* Data extracted from a collection
— START —
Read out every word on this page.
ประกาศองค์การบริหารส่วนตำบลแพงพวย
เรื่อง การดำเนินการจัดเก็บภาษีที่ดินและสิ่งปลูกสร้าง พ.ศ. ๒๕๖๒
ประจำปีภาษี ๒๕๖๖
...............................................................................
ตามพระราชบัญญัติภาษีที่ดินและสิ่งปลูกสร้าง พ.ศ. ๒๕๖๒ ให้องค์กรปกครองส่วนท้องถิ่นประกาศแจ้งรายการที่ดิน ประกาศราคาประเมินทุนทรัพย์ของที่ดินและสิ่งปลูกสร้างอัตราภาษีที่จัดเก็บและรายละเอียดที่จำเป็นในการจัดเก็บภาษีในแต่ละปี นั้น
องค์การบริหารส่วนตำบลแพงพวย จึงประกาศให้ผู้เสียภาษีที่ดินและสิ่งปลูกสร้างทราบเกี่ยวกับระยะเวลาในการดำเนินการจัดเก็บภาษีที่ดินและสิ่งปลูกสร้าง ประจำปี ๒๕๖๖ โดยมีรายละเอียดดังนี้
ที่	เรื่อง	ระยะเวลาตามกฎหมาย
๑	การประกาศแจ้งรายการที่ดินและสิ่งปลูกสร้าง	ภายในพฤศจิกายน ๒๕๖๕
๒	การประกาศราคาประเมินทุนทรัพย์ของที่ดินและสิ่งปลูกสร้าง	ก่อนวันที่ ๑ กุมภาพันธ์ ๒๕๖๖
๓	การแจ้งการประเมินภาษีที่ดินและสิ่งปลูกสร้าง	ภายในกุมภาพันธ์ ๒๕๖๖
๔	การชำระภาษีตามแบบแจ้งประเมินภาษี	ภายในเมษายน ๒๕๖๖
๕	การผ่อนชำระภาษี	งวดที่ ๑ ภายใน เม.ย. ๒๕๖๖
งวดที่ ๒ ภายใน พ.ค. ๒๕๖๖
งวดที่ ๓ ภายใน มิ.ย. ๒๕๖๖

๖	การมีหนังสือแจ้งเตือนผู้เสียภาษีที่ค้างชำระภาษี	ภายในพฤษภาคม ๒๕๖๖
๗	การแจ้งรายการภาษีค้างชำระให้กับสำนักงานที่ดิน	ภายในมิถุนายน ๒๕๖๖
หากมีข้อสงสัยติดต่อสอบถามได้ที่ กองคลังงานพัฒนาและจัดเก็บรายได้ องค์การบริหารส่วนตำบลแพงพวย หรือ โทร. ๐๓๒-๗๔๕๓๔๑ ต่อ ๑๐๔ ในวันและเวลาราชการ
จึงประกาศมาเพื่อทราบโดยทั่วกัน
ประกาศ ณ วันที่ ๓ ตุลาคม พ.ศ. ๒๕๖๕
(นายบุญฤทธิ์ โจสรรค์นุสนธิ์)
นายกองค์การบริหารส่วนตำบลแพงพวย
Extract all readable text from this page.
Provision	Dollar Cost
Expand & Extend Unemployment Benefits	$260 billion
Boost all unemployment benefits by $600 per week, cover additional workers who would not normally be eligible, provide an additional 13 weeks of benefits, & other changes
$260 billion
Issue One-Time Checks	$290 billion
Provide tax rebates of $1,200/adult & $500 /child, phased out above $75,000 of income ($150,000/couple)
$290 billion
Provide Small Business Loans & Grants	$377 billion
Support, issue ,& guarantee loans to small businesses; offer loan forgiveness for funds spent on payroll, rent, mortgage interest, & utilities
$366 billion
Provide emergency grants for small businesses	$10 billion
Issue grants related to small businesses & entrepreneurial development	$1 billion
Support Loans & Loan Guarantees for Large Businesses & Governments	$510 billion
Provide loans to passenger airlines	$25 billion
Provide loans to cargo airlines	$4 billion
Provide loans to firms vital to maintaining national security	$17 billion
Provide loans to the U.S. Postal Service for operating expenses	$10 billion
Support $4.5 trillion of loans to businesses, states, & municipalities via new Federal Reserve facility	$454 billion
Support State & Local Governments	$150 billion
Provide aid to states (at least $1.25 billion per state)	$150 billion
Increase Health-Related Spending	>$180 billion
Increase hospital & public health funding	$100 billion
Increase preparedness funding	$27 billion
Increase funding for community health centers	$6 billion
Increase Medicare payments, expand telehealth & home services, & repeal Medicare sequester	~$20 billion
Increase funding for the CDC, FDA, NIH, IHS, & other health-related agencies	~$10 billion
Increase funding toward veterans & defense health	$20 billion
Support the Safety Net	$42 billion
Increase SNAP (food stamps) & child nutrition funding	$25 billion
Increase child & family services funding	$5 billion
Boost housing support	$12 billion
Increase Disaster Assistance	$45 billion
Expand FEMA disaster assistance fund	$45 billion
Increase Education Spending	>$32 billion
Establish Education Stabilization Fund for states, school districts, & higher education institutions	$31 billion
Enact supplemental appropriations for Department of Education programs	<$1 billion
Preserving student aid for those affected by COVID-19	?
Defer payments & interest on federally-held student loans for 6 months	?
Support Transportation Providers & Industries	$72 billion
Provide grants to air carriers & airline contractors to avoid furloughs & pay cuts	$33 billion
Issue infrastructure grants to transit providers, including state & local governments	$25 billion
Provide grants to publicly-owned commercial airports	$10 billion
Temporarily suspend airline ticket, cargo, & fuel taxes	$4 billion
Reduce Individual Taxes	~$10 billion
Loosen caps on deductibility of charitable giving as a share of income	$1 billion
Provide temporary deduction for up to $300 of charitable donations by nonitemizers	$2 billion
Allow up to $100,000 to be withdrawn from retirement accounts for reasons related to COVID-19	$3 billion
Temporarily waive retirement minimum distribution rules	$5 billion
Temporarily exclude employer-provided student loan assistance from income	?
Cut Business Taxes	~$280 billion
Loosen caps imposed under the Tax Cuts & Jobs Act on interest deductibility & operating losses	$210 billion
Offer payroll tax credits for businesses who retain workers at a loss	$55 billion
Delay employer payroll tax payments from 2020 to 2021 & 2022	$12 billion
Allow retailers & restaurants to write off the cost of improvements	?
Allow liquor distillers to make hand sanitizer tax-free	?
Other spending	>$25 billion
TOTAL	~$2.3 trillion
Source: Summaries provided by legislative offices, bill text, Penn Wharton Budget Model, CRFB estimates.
— END —
* GIVEN EXERCISE
Using the data above, print every record exactly as shown.

* EXERCISE RESULT
Read out every word on this page.
ประกาศองค์การบริหารส่วนตำบลแพงพวย
เรื่อง การดำเนินการจัดเก็บภาษีที่ดินและสิ่งปลูกสร้าง พ.ศ. ๒๕๖๒
ประจำปีภาษี ๒๕๖๖
...............................................................................
ตามพระราชบัญญัติภาษีที่ดินและสิ่งปลูกสร้าง พ.ศ. ๒๕๖๒ ให้องค์กรปกครองส่วนท้องถิ่นประกาศแจ้งรายการที่ดิน ประกาศราคาประเมินทุนทรัพย์ของที่ดินและสิ่งปลูกสร้างอัตราภาษีที่จัดเก็บและรายละเอียดที่จำเป็นในการจัดเก็บภาษีในแต่ละปี นั้น
องค์การบริหารส่วนตำบลแพงพวย จึงประกาศให้ผู้เสียภาษีที่ดินและสิ่งปลูกสร้างทราบเกี่ยวกับระยะเวลาในการดำเนินการจัดเก็บภาษีที่ดินและสิ่งปลูกสร้าง ประจำปี ๒๕๖๖ โดยมีรายละเอียดดังนี้
ที่	เรื่อง	ระยะเวลาตามกฎหมาย
๑	การประกาศแจ้งรายการที่ดินและสิ่งปลูกสร้าง	ภายในพฤศจิกายน ๒๕๖๕
๒	การประกาศราคาประเมินทุนทรัพย์ของที่ดินและสิ่งปลูกสร้าง	ก่อนวันที่ ๑ กุมภาพันธ์ ๒๕๖๖
๓	การแจ้งการประเมินภาษีที่ดินและสิ่งปลูกสร้าง	ภายในกุมภาพันธ์ ๒๕๖๖
๔	การชำระภาษีตามแบบแจ้งประเมินภาษี	ภายในเมษายน ๒๕๖๖
๕	การผ่อนชำระภาษี	งวดที่ ๑ ภายใน เม.ย. ๒๕๖๖
งวดที่ ๒ ภายใน พ.ค. ๒๕๖๖
งวดที่ ๓ ภายใน มิ.ย. ๒๕๖๖

๖	การมีหนังสือแจ้งเตือนผู้เสียภาษีที่ค้างชำระภาษี	ภายในพฤษภาคม ๒๕๖๖
๗	การแจ้งรายการภาษีค้างชำระให้กับสำนักงานที่ดิน	ภายในมิถุนายน ๒๕๖๖
หากมีข้อสงสัยติดต่อสอบถามได้ที่ กองคลังงานพัฒนาและจัดเก็บรายได้ องค์การบริหารส่วนตำบลแพงพวย หรือ โทร. ๐๓๒-๗๔๕๓๔๑ ต่อ ๑๐๔ ในวันและเวลาราชการ
จึงประกาศมาเพื่อทราบโดยทั่วกัน
ประกาศ ณ วันที่ ๓ ตุลาคม พ.ศ. ๒๕๖๕
(นายบุญฤทธิ์ โจสรรค์นุสนธิ์)
นายกองค์การบริหารส่วนตำบลแพงพวย
Extract all readable text from this page.
Provision	Dollar Cost
Expand & Extend Unemployment Benefits	$260 billion
Boost all unemployment benefits by $600 per week, cover additional workers who would not normally be eligible, provide an additional 13 weeks of benefits, & other changes
$260 billion
Issue One-Time Checks	$290 billion
Provide tax rebates of $1,200/adult & $500 /child, phased out above $75,000 of income ($150,000/couple)
$290 billion
Provide Small Business Loans & Grants	$377 billion
Support, issue ,& guarantee loans to small businesses; offer loan forgiveness for funds spent on payroll, rent, mortgage interest, & utilities
$366 billion
Provide emergency grants for small businesses	$10 billion
Issue grants related to small businesses & entrepreneurial development	$1 billion
Support Loans & Loan Guarantees for Large Businesses & Governments	$510 billion
Provide loans to passenger airlines	$25 billion
Provide loans to cargo airlines	$4 billion
Provide loans to firms vital to maintaining national security	$17 billion
Provide loans to the U.S. Postal Service for operating expenses	$10 billion
Support $4.5 trillion of loans to businesses, states, & municipalities via new Federal Reserve facility	$454 billion
Support State & Local Governments	$150 billion
Provide aid to states (at least $1.25 billion per state)	$150 billion
Increase Health-Related Spending	>$180 billion
Increase hospital & public health funding	$100 billion
Increase preparedness funding	$27 billion
Increase funding for community health centers	$6 billion
Increase Medicare payments, expand telehealth & home services, & repeal Medicare sequester	~$20 billion
Increase funding for the CDC, FDA, NIH, IHS, & other health-related agencies	~$10 billion
Increase funding toward veterans & defense health	$20 billion
Support the Safety Net	$42 billion
Increase SNAP (food stamps) & child nutrition funding	$25 billion
Increase child & family services funding	$5 billion
Boost housing support	$12 billion
Increase Disaster Assistance	$45 billion
Expand FEMA disaster assistance fund	$45 billion
Increase Education Spending	>$32 billion
Establish Education Stabilization Fund for states, school districts, & higher education institutions	$31 billion
Enact supplemental appropriations for Department of Education programs	<$1 billion
Preserving student aid for those affected by COVID-19	?
Defer payments & interest on federally-held student loans for 6 months	?
Support Transportation Providers & Industries	$72 billion
Provide grants to air carriers & airline contractors to avoid furloughs & pay cuts	$33 billion
Issue infrastructure grants to transit providers, including state & local governments	$25 billion
Provide grants to publicly-owned commercial airports	$10 billion
Temporarily suspend airline ticket, cargo, & fuel taxes	$4 billion
Reduce Individual Taxes	~$10 billion
Loosen caps on deductibility of charitable giving as a share of income	$1 billion
Provide temporary deduction for up to $300 of charitable donations by nonitemizers	$2 billion
Allow up to $100,000 to be withdrawn from retirement accounts for reasons related to COVID-19	$3 billion
Temporarily waive retirement minimum distribution rules	$5 billion
Temporarily exclude employer-provided student loan assistance from income	?
Cut Business Taxes	~$280 billion
Loosen caps imposed under the Tax Cuts & Jobs Act on interest deductibility & operating losses	$210 billion
Offer payroll tax credits for businesses who retain workers at a loss	$55 billion
Delay employer payroll tax payments from 2020 to 2021 & 2022	$12 billion
Allow retailers & restaurants to write off the cost of improvements	?
Allow liquor distillers to make hand sanitizer tax-free	?
Other spending	>$25 billion
TOTAL	~$2.3 trillion
Source: Summaries provided by legislative offices, bill text, Penn Wharton Budget Model, CRFB estimates.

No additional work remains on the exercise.